> **RECORDS TO USE**
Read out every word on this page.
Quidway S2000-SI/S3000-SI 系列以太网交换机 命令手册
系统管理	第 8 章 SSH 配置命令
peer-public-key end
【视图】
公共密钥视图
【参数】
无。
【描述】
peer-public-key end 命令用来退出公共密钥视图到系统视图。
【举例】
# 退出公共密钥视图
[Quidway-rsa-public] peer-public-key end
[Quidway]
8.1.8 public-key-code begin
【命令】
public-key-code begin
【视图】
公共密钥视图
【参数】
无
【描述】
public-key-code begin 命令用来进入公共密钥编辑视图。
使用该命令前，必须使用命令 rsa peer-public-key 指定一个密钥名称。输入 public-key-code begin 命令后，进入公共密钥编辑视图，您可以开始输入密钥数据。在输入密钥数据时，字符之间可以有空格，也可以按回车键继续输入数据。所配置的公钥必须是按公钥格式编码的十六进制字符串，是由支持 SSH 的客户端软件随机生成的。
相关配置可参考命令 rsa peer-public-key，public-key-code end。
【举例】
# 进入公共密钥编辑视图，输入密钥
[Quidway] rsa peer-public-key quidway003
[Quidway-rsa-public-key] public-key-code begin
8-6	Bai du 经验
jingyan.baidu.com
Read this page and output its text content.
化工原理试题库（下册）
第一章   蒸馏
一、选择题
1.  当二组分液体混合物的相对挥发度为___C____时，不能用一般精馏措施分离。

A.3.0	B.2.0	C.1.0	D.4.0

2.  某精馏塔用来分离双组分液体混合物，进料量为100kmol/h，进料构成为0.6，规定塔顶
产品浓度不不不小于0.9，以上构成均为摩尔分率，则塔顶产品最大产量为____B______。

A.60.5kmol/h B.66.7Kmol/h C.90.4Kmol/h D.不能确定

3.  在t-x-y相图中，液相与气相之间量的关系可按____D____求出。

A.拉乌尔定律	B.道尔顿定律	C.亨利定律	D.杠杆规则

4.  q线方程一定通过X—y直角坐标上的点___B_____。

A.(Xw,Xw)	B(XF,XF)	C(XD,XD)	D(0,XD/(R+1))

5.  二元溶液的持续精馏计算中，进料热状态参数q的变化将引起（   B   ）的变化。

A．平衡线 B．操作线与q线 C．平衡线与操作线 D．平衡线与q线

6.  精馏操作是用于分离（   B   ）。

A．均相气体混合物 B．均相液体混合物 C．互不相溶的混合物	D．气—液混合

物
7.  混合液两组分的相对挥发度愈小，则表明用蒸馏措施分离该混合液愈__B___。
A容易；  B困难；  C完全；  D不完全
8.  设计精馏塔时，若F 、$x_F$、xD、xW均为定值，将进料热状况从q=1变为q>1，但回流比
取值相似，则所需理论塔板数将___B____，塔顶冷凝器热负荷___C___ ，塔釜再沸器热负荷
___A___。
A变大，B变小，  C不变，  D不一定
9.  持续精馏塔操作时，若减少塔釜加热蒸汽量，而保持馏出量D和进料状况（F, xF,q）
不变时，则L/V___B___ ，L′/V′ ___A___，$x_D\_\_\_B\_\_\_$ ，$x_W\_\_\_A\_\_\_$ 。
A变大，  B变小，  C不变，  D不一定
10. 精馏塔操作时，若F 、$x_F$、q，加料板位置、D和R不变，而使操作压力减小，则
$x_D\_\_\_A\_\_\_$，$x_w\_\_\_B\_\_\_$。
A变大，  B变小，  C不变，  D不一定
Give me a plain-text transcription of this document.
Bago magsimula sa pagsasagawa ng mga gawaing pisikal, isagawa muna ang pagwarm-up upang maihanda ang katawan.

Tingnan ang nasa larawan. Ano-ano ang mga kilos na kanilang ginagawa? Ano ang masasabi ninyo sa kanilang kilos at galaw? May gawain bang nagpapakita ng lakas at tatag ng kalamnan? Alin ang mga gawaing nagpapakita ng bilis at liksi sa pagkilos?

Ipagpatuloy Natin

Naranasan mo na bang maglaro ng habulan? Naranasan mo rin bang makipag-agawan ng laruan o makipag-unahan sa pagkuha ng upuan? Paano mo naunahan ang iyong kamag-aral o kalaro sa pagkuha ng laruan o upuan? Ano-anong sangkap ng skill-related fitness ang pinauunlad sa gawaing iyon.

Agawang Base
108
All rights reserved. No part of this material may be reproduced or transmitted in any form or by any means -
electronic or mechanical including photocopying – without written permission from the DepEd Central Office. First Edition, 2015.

> **GOAL**
Wherever the word "bang" occurs in a line of the listing, copy that line.

> **SOLUTION TO THIS TASK**
Tingnan ang nasa larawan. Ano-ano ang mga kilos na kanilang ginagawa? Ano ang masasabi ninyo sa kanilang kilos at galaw? May gawain bang nagpapakita ng lakas at tatag ng kalamnan? Alin ang mga gawaing nagpapakita ng bilis at liksi sa pagkilos?
Naranasan mo na bang maglaro ng habulan? Naranasan mo rin bang makipag-agawan ng laruan o makipag-unahan sa pagkuha ng upuan? Paano mo naunahan ang iyong kamag-aral o kalaro sa pagkuha ng laruan o upuan? Ano-anong sangkap ng skill-related fitness ang pinauunlad sa gawaing iyon.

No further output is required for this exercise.